Stored entries

+ + +

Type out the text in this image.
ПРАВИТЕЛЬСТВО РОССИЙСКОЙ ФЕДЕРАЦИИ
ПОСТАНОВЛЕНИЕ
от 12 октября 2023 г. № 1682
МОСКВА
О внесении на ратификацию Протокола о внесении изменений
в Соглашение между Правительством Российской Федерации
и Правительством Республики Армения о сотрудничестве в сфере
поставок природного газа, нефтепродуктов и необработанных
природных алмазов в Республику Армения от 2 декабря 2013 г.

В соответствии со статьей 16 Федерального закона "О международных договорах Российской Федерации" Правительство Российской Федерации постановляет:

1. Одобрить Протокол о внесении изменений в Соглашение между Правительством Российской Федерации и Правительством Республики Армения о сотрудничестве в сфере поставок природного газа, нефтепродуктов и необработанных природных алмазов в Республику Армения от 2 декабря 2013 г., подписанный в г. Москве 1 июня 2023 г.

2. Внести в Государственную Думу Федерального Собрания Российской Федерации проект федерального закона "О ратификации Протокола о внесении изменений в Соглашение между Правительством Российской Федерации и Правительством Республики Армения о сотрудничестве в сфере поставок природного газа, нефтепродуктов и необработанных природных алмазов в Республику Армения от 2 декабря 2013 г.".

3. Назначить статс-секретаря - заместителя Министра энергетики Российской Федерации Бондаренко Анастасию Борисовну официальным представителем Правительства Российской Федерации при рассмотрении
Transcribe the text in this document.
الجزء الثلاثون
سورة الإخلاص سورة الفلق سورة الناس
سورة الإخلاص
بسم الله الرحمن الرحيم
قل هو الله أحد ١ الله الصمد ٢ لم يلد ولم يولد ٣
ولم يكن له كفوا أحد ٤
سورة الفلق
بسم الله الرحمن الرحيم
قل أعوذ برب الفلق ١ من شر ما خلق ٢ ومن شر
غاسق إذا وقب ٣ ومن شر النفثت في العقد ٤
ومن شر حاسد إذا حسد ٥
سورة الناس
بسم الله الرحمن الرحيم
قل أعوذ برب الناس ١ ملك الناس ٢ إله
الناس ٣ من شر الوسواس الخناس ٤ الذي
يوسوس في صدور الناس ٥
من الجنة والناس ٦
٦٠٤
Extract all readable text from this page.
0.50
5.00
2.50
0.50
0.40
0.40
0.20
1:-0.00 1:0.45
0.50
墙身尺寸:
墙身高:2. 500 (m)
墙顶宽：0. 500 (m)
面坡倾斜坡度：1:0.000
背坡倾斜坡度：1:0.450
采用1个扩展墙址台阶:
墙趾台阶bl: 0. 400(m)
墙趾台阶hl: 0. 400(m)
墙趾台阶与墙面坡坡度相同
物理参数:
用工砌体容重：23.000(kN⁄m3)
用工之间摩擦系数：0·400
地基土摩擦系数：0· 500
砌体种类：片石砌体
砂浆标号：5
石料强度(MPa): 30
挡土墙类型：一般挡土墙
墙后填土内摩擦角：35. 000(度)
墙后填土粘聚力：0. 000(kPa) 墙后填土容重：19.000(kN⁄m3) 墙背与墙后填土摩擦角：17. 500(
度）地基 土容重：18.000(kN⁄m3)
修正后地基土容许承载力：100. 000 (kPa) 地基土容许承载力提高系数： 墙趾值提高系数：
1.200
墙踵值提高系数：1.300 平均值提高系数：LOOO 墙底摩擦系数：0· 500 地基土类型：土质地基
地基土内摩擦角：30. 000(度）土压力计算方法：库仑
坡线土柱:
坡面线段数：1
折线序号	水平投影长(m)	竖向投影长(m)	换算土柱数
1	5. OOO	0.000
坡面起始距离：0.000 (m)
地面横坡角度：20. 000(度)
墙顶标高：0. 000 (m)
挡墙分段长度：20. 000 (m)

+ + +

Extract all of the data above and output it character for character.

**Result of this task:**
Type out the text in this image.
ПРАВИТЕЛЬСТВО РОССИЙСКОЙ ФЕДЕРАЦИИ
ПОСТАНОВЛЕНИЕ
от 12 октября 2023 г. № 1682
МОСКВА
О внесении на ратификацию Протокола о внесении изменений
в Соглашение между Правительством Российской Федерации
и Правительством Республики Армения о сотрудничестве в сфере
поставок природного газа, нефтепродуктов и необработанных
природных алмазов в Республику Армения от 2 декабря 2013 г.

В соответствии со статьей 16 Федерального закона "О международных договорах Российской Федерации" Правительство Российской Федерации постановляет:

1. Одобрить Протокол о внесении изменений в Соглашение между Правительством Российской Федерации и Правительством Республики Армения о сотрудничестве в сфере поставок природного газа, нефтепродуктов и необработанных природных алмазов в Республику Армения от 2 декабря 2013 г., подписанный в г. Москве 1 июня 2023 г.

2. Внести в Государственную Думу Федерального Собрания Российской Федерации проект федерального закона "О ратификации Протокола о внесении изменений в Соглашение между Правительством Российской Федерации и Правительством Республики Армения о сотрудничестве в сфере поставок природного газа, нефтепродуктов и необработанных природных алмазов в Республику Армения от 2 декабря 2013 г.".

3. Назначить статс-секретаря - заместителя Министра энергетики Российской Федерации Бондаренко Анастасию Борисовну официальным представителем Правительства Российской Федерации при рассмотрении
Transcribe the text in this document.
الجزء الثلاثون
سورة الإخلاص سورة الفلق سورة الناس
سورة الإخلاص
بسم الله الرحمن الرحيم
قل هو الله أحد ١ الله الصمد ٢ لم يلد ولم يولد ٣
ولم يكن له كفوا أحد ٤
سورة الفلق
بسم الله الرحمن الرحيم
قل أعوذ برب الفلق ١ من شر ما خلق ٢ ومن شر
غاسق إذا وقب ٣ ومن شر النفثت في العقد ٤
ومن شر حاسد إذا حسد ٥
سورة الناس
بسم الله الرحمن الرحيم
قل أعوذ برب الناس ١ ملك الناس ٢ إله
الناس ٣ من شر الوسواس الخناس ٤ الذي
يوسوس في صدور الناس ٥
من الجنة والناس ٦
٦٠٤
Extract all readable text from this page.
0.50
5.00
2.50
0.50
0.40
0.40
0.20
1:-0.00 1:0.45
0.50
墙身尺寸:
墙身高:2. 500 (m)
墙顶宽：0. 500 (m)
面坡倾斜坡度：1:0.000
背坡倾斜坡度：1:0.450
采用1个扩展墙址台阶:
墙趾台阶bl: 0. 400(m)
墙趾台阶hl: 0. 400(m)
墙趾台阶与墙面坡坡度相同
物理参数:
用工砌体容重：23.000(kN⁄m3)
用工之间摩擦系数：0·400
地基土摩擦系数：0· 500
砌体种类：片石砌体
砂浆标号：5
石料强度(MPa): 30
挡土墙类型：一般挡土墙
墙后填土内摩擦角：35. 000(度)
墙后填土粘聚力：0. 000(kPa) 墙后填土容重：19.000(kN⁄m3) 墙背与墙后填土摩擦角：17. 500(
度）地基 土容重：18.000(kN⁄m3)
修正后地基土容许承载力：100. 000 (kPa) 地基土容许承载力提高系数： 墙趾值提高系数：
1.200
墙踵值提高系数：1.300 平均值提高系数：LOOO 墙底摩擦系数：0· 500 地基土类型：土质地基
地基土内摩擦角：30. 000(度）土压力计算方法：库仑
坡线土柱:
坡面线段数：1
折线序号	水平投影长(m)	竖向投影长(m)	换算土柱数
1	5. OOO	0.000
坡面起始距离：0.000 (m)
地面横坡角度：20. 000(度)
墙顶标高：0. 000 (m)
挡墙分段长度：20. 000 (m)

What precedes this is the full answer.